- Supplied passage -
# do the cops have something that they can see pot growing?



## FINKELSTEINSHITKID (Oct 6, 2008)

Does the feds,police ect,use something to look thru to see marijuana growing? cause when I go out to look at mine I can barely find them among the other weeds, buches, trees, but the reason Im asking is I planted a bunch of good seeds and dont know exactily where  big big woods and WE WERE STONED 4 MONTHS AGO????when we planted, found all our other plants ,upside down now I will let you know how it turned out,


----------



## lyfr (Oct 6, 2008)

> do the cops have something that they can see pot growing?


 eye's, binoculars, and snitches are the only somethings i know about...cept thermal for indoor detection


----------



## Puffin Afatty (Oct 6, 2008)

*you may be talking about infrared spectography or some such, basically it identifies a particular plant by it's infrared reflective/refractive signature, with it they can identify 1 plant amoung others *


----------



## SFC (Oct 6, 2008)

- To be done -
Reproduce the part of the thread about spotting pot plants between "# do the cops" and "lyfr (Oct 6, 2008)", inclusive.

- Entries supplied -
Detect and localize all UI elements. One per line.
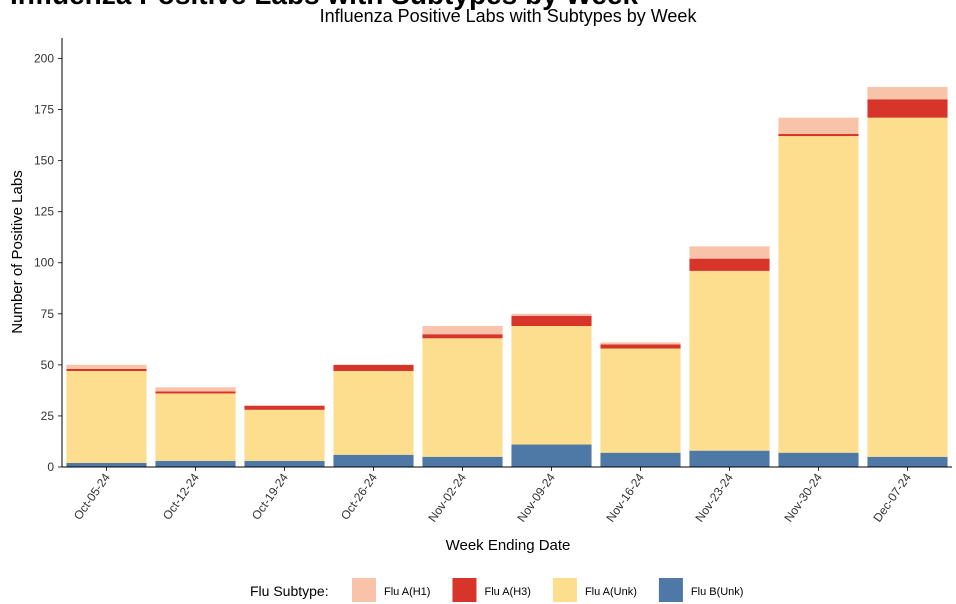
bar-segment: [244, 409, 325, 461]
bar-segment: [66, 370, 147, 463]
bar-segment: [778, 134, 859, 137]
legend-label: Flu A(H1): [384, 586, 430, 598]
legend-label: Flu A(H3): [484, 586, 530, 598]
bar-segment: [778, 452, 859, 467]
y-tick-label: 100: [34, 256, 54, 270]
legend-swatch: [452, 578, 477, 602]
bar-segment: [333, 454, 414, 467]
legend-label: Flu A(Unk): [585, 586, 637, 598]
legend-swatch: [352, 578, 376, 602]
bar-segment: [511, 326, 592, 445]
bar-segment: [333, 370, 414, 455]
bar-segment: [422, 456, 503, 467]
x-tick-label: Nov-23-24: [692, 470, 736, 524]
x-axis-title: Week Ending Date: [446, 537, 571, 554]
bar-segment: [155, 460, 236, 467]
bar-segment: [778, 117, 859, 135]
y-tick-label: 25: [41, 409, 55, 423]
y-tick-label: 125: [34, 205, 54, 219]
bar-segment: [66, 462, 147, 467]
x-tick-label: Nov-02-24: [425, 470, 469, 524]
x-tick-label: Oct-05-24: [71, 470, 113, 522]
bar-segment: [689, 246, 770, 259]
x-tick-label: Dec-07-24: [870, 470, 914, 524]
bar-segment: [600, 344, 681, 349]
bar-segment: [511, 315, 592, 327]
bar-segment: [155, 393, 236, 461]
y-tick-label: 175: [34, 103, 54, 117]
bar-segment: [511, 313, 592, 316]
x-tick-label: Nov-16-24: [603, 470, 647, 524]
y-tick-label: 50: [41, 358, 55, 372]
bar-segment: [867, 99, 948, 118]
bar-segment: [66, 368, 147, 371]
x-tick-label: Nov-09-24: [514, 470, 558, 524]
bar-segment: [155, 391, 236, 394]
x-tick-label: Oct-26-24: [338, 470, 380, 522]
bar-segment: [689, 270, 770, 451]
bar-segment: [422, 338, 503, 457]
bar-segment: [244, 460, 325, 467]
x-tick-label: Nov-30-24: [781, 470, 825, 524]
legend-title: Flu Subtype:: [250, 583, 329, 599]
bar-segment: [600, 342, 681, 345]
bar-segment: [422, 334, 503, 339]
legend-label: Flu B(Unk): [691, 586, 744, 598]
x-tick-label: Oct-12-24: [160, 470, 202, 522]
bar-segment: [511, 444, 592, 467]
bar-segment: [600, 348, 681, 453]
bar-segment: [778, 136, 859, 453]
bar-segment: [867, 117, 948, 457]
bar-segment: [600, 452, 681, 467]
bar-segment: [689, 450, 770, 467]
cropped-header: Influenza Positive Labs with Subtypes by…: [10, 0, 639, 10]
y-tick-label: 150: [34, 154, 54, 168]
x-tick-label: Oct-19-24: [249, 470, 291, 522]
chart-title: Influenza Positive Labs with Subtypes by…: [320, 6, 698, 26]
legend-swatch: [552, 578, 577, 602]
bar-segment: [333, 364, 414, 371]
y-tick-label: 0: [47, 460, 54, 474]
bar-segment: [689, 258, 770, 271]
bar-segment: [66, 364, 147, 369]
bar-segment: [867, 456, 948, 467]
bar-segment: [422, 326, 503, 335]
legend-swatch: [658, 578, 683, 602]
bar-segment: [155, 387, 236, 392]
y-tick-label: 200: [34, 51, 54, 65]
y-tick-label: 75: [41, 307, 55, 321]
bar-segment: [867, 87, 948, 100]
y-axis-title: Number of Positive Labs: [9, 170, 26, 333]
bar-segment: [244, 405, 325, 410]
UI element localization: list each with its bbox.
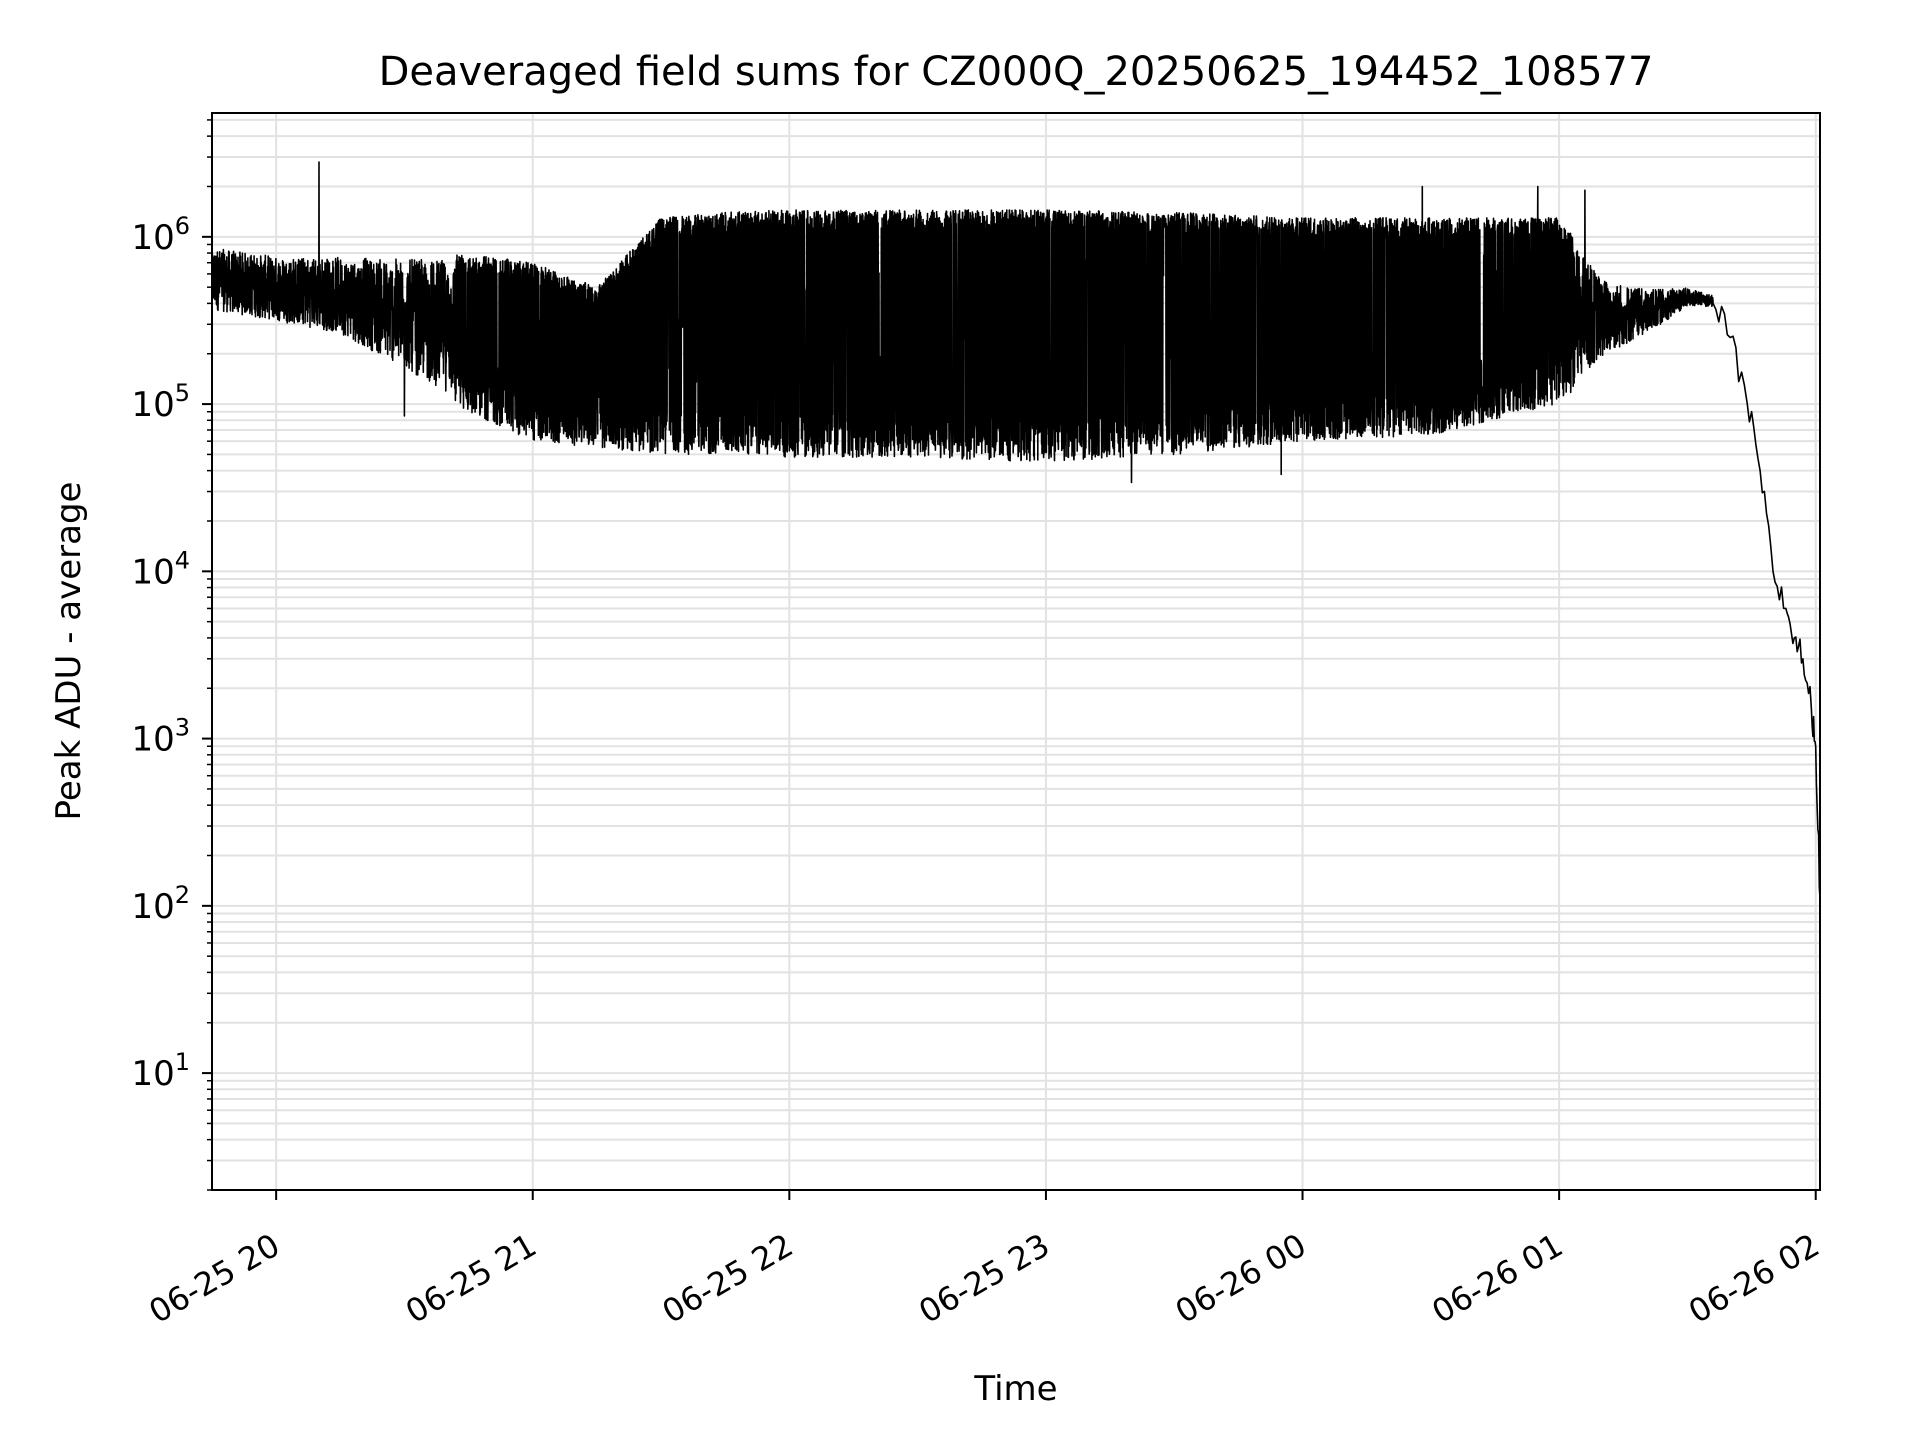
y-tick-label-exponent: 4 [175,546,190,574]
y-tick-label-base: 10 [131,720,174,760]
plot-frame [211,112,1821,1191]
y-axis-label: Peak ADU - average [49,482,89,821]
y-tick-label: 105 [131,379,190,425]
x-axis-label: Time [973,1369,1057,1409]
grid [212,113,1820,1191]
y-tick-label: 104 [131,546,190,592]
y-tick-label: 101 [131,1048,190,1094]
series-line [211,161,1821,899]
y-tick-label-exponent: 5 [175,379,190,407]
y-tick-label-base: 10 [131,887,174,927]
chart-title: Deaveraged field sums for CZ000Q_2025062… [379,49,1654,95]
y-tick-label-exponent: 1 [175,1048,190,1076]
y-tick-label-exponent: 2 [175,881,190,909]
y-tick-label-base: 10 [131,385,174,425]
y-tick-label-base: 10 [131,218,174,258]
y-tick-label-base: 10 [131,1054,174,1094]
y-tick-label: 102 [131,881,190,927]
y-tick-label: 103 [131,714,190,760]
y-tick-label-base: 10 [131,552,174,592]
y-tick-label-exponent: 3 [175,714,190,742]
y-tick-label-exponent: 6 [175,212,190,240]
series-layer [211,161,1821,899]
y-tick-label: 106 [131,212,190,258]
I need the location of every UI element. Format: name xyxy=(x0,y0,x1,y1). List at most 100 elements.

- Full solution -
# do the cops have something that they can see pot growing?



## FINKELSTEINSHITKID (Oct 6, 2008)

Does the feds,police ect,use something to look thru to see marijuana growing? cause when I go out to look at mine I can barely find them among the other weeds, buches, trees, but the reason Im asking is I planted a bunch of good seeds and dont know exactily where  big big woods and WE WERE STONED 4 MONTHS AGO????when we planted, found all our other plants ,upside down now I will let you know how it turned out,


----------



## lyfr (Oct 6, 2008)